#### RECORDED INFORMATION:

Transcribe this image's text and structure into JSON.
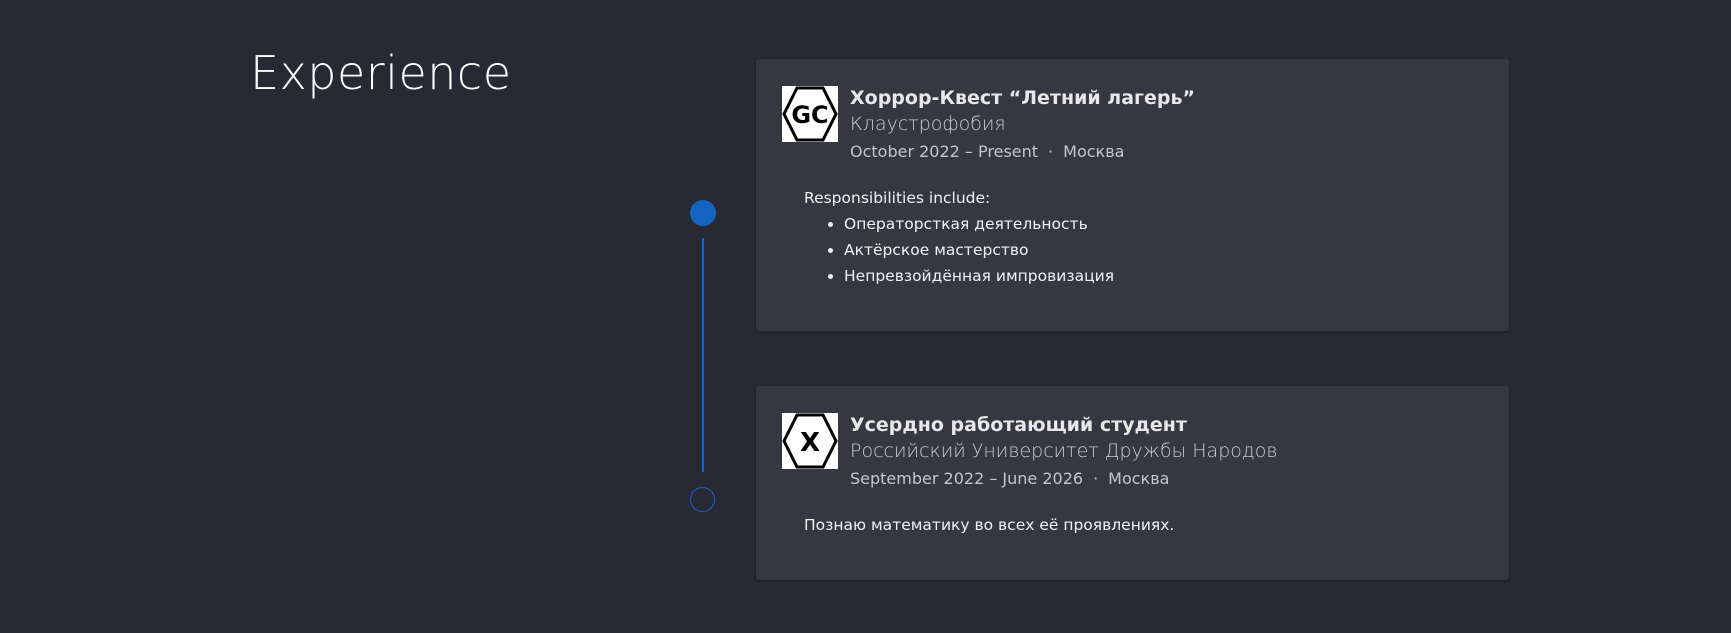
{
  "section": {
    "title": "Experience"
  },
  "timeline": {
    "accent_color": "#1565c0"
  },
  "experience": [
    {
      "logo_icon": "gc-hexagon-logo",
      "logo_text": "GC",
      "role": "Хоррор-Квест “Летний лагерь”",
      "organization": "Клаустрофобия",
      "dates": "October 2022 – Present",
      "separator": "·",
      "location": "Москва",
      "intro": "Responsibilities include:",
      "items": [
        "Операторсткая деятельность",
        "Актёрское мастерство",
        "Непревзойдённая импровизация"
      ]
    },
    {
      "logo_icon": "x-hexagon-logo",
      "logo_text": "X",
      "role": "Усердно работающий студент",
      "organization": "Российский Университет Дружбы Народов",
      "dates": "September 2022 – June 2026",
      "separator": "·",
      "location": "Москва",
      "description": "Познаю математику во всех её проявлениях."
    }
  ]
}
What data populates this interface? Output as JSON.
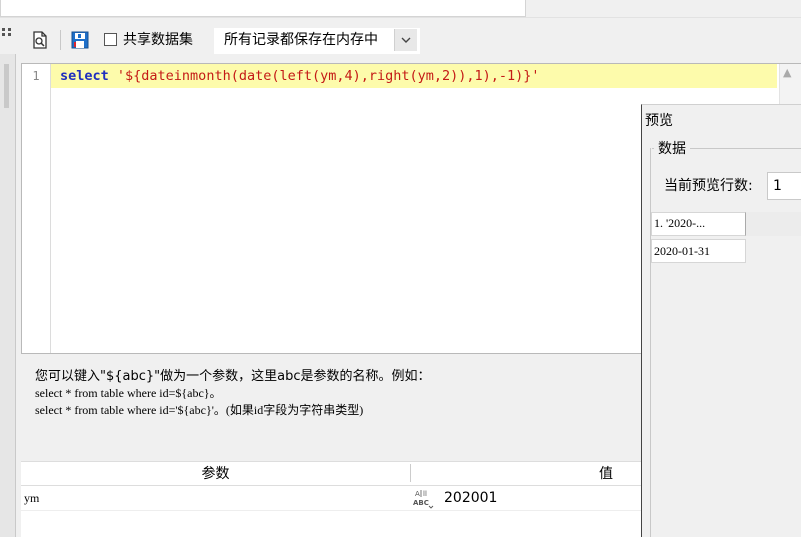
{
  "toolbar": {
    "icons": [
      "preview-doc-icon",
      "save-icon"
    ],
    "share_label": "共享数据集",
    "share_checked": false,
    "mode_value": "所有记录都保存在内存中"
  },
  "editor": {
    "line_number": "1",
    "code_keyword": "select",
    "code_string": " '${dateinmonth(date(left(ym,4),right(ym,2)),1),-1)}'"
  },
  "hint": {
    "line1": "您可以键入\"${abc}\"做为一个参数，这里abc是参数的名称。例如：",
    "line2": "select * from table where id=${abc}。",
    "line3": "select * from table where id='${abc}'。(如果id字段为字符串类型)"
  },
  "params": {
    "headers": [
      "参数",
      "值"
    ],
    "rows": [
      {
        "name": "ym",
        "value": "202001"
      }
    ]
  },
  "preview": {
    "title": "预览",
    "group_label": "数据",
    "rows_label": "当前预览行数:",
    "rows_value": "1",
    "grid": {
      "header": "1. '2020-...",
      "cell": "2020-01-31"
    }
  },
  "colors": {
    "keyword": "#1f2fbf",
    "string": "#c41a16",
    "line_highlight": "#fdfbab"
  }
}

#### WHAT IS ASKED:
Only the lines from the one containing "What data populates" through the end of the listing are to be quoted, exactly and with both ends included; pictures are left out.

#### ANSWER IN FULL:
What data populates this interface? Output as JSON.
{
  "toolbar": {
    "icons": [
      "preview-doc-icon",
      "save-icon"
    ],
    "share_label": "共享数据集",
    "share_checked": false,
    "mode_value": "所有记录都保存在内存中"
  },
  "editor": {
    "line_number": "1",
    "code_keyword": "select",
    "code_string": " '${dateinmonth(date(left(ym,4),right(ym,2)),1),-1)}'"
  },
  "hint": {
    "line1": "您可以键入\"${abc}\"做为一个参数，这里abc是参数的名称。例如：",
    "line2": "select * from table where id=${abc}。",
    "line3": "select * from table where id='${abc}'。(如果id字段为字符串类型)"
  },
  "params": {
    "headers": [
      "参数",
      "值"
    ],
    "rows": [
      {
        "name": "ym",
        "value": "202001"
      }
    ]
  },
  "preview": {
    "title": "预览",
    "group_label": "数据",
    "rows_label": "当前预览行数:",
    "rows_value": "1",
    "grid": {
      "header": "1. '2020-...",
      "cell": "2020-01-31"
    }
  },
  "colors": {
    "keyword": "#1f2fbf",
    "string": "#c41a16",
    "line_highlight": "#fdfbab"
  }
}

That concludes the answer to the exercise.